--- WHAT IS BEING ASKED ---
Print the data that follows exactly.

--- DATA ---
____

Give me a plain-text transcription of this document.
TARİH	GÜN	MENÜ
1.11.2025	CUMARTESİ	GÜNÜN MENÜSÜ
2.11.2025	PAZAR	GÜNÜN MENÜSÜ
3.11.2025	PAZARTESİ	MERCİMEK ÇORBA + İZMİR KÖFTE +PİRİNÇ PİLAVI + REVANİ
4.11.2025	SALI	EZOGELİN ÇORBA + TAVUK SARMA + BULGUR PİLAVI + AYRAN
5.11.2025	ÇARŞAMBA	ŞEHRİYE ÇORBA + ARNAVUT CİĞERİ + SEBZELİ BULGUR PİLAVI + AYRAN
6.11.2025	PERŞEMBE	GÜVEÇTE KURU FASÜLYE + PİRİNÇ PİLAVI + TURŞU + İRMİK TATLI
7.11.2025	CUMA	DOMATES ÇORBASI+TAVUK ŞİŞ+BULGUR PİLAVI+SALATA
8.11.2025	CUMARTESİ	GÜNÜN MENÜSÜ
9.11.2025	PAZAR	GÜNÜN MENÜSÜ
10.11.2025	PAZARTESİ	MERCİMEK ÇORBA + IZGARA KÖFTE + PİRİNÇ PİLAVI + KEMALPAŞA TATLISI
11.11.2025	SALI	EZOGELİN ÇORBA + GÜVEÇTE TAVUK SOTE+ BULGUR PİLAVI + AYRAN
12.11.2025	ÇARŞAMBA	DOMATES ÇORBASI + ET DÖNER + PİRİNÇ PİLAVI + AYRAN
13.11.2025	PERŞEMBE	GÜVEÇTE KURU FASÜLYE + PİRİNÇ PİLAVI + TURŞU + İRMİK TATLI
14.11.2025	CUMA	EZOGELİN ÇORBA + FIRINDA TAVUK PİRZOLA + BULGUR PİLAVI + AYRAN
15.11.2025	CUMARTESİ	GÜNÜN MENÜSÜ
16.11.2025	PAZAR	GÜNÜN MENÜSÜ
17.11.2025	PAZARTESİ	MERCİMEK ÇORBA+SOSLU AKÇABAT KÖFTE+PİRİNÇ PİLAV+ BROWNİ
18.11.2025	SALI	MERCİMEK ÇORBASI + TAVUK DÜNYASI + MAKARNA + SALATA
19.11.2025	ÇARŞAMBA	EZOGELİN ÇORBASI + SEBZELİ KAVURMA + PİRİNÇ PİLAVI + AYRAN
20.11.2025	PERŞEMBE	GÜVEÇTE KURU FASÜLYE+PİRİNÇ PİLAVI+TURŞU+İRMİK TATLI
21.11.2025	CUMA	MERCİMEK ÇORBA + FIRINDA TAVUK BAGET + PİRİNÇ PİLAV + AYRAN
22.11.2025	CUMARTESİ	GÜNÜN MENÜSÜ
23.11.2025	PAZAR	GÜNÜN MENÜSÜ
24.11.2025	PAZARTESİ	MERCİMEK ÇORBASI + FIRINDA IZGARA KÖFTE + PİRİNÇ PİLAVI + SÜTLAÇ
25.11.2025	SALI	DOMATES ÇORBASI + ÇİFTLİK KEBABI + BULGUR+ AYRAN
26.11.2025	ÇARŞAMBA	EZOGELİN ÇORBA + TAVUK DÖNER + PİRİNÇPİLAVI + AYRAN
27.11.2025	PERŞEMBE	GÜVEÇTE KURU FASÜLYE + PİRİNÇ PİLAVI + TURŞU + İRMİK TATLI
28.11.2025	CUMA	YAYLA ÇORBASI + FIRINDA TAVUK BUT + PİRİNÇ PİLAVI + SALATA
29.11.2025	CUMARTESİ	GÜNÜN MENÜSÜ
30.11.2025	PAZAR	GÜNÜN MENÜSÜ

____

--- WRITTEN ANSWER ---
Give me a plain-text transcription of this document.
TARİH	GÜN	MENÜ
1.11.2025	CUMARTESİ	GÜNÜN MENÜSÜ
2.11.2025	PAZAR	GÜNÜN MENÜSÜ
3.11.2025	PAZARTESİ	MERCİMEK ÇORBA + İZMİR KÖFTE +PİRİNÇ PİLAVI + REVANİ
4.11.2025	SALI	EZOGELİN ÇORBA + TAVUK SARMA + BULGUR PİLAVI + AYRAN
5.11.2025	ÇARŞAMBA	ŞEHRİYE ÇORBA + ARNAVUT CİĞERİ + SEBZELİ BULGUR PİLAVI + AYRAN
6.11.2025	PERŞEMBE	GÜVEÇTE KURU FASÜLYE + PİRİNÇ PİLAVI + TURŞU + İRMİK TATLI
7.11.2025	CUMA	DOMATES ÇORBASI+TAVUK ŞİŞ+BULGUR PİLAVI+SALATA
8.11.2025	CUMARTESİ	GÜNÜN MENÜSÜ
9.11.2025	PAZAR	GÜNÜN MENÜSÜ
10.11.2025	PAZARTESİ	MERCİMEK ÇORBA + IZGARA KÖFTE + PİRİNÇ PİLAVI + KEMALPAŞA TATLISI
11.11.2025	SALI	EZOGELİN ÇORBA + GÜVEÇTE TAVUK SOTE+ BULGUR PİLAVI + AYRAN
12.11.2025	ÇARŞAMBA	DOMATES ÇORBASI + ET DÖNER + PİRİNÇ PİLAVI + AYRAN
13.11.2025	PERŞEMBE	GÜVEÇTE KURU FASÜLYE + PİRİNÇ PİLAVI + TURŞU + İRMİK TATLI
14.11.2025	CUMA	EZOGELİN ÇORBA + FIRINDA TAVUK PİRZOLA + BULGUR PİLAVI + AYRAN
15.11.2025	CUMARTESİ	GÜNÜN MENÜSÜ
16.11.2025	PAZAR	GÜNÜN MENÜSÜ
17.11.2025	PAZARTESİ	MERCİMEK ÇORBA+SOSLU AKÇABAT KÖFTE+PİRİNÇ PİLAV+ BROWNİ
18.11.2025	SALI	MERCİMEK ÇORBASI + TAVUK DÜNYASI + MAKARNA + SALATA
19.11.2025	ÇARŞAMBA	EZOGELİN ÇORBASI + SEBZELİ KAVURMA + PİRİNÇ PİLAVI + AYRAN
20.11.2025	PERŞEMBE	GÜVEÇTE KURU FASÜLYE+PİRİNÇ PİLAVI+TURŞU+İRMİK TATLI
21.11.2025	CUMA	MERCİMEK ÇORBA + FIRINDA TAVUK BAGET + PİRİNÇ PİLAV + AYRAN
22.11.2025	CUMARTESİ	GÜNÜN MENÜSÜ
23.11.2025	PAZAR	GÜNÜN MENÜSÜ
24.11.2025	PAZARTESİ	MERCİMEK ÇORBASI + FIRINDA IZGARA KÖFTE + PİRİNÇ PİLAVI + SÜTLAÇ
25.11.2025	SALI	DOMATES ÇORBASI + ÇİFTLİK KEBABI + BULGUR+ AYRAN
26.11.2025	ÇARŞAMBA	EZOGELİN ÇORBA + TAVUK DÖNER + PİRİNÇPİLAVI + AYRAN
27.11.2025	PERŞEMBE	GÜVEÇTE KURU FASÜLYE + PİRİNÇ PİLAVI + TURŞU + İRMİK TATLI
28.11.2025	CUMA	YAYLA ÇORBASI + FIRINDA TAVUK BUT + PİRİNÇ PİLAVI + SALATA
29.11.2025	CUMARTESİ	GÜNÜN MENÜSÜ
30.11.2025	PAZAR	GÜNÜN MENÜSÜ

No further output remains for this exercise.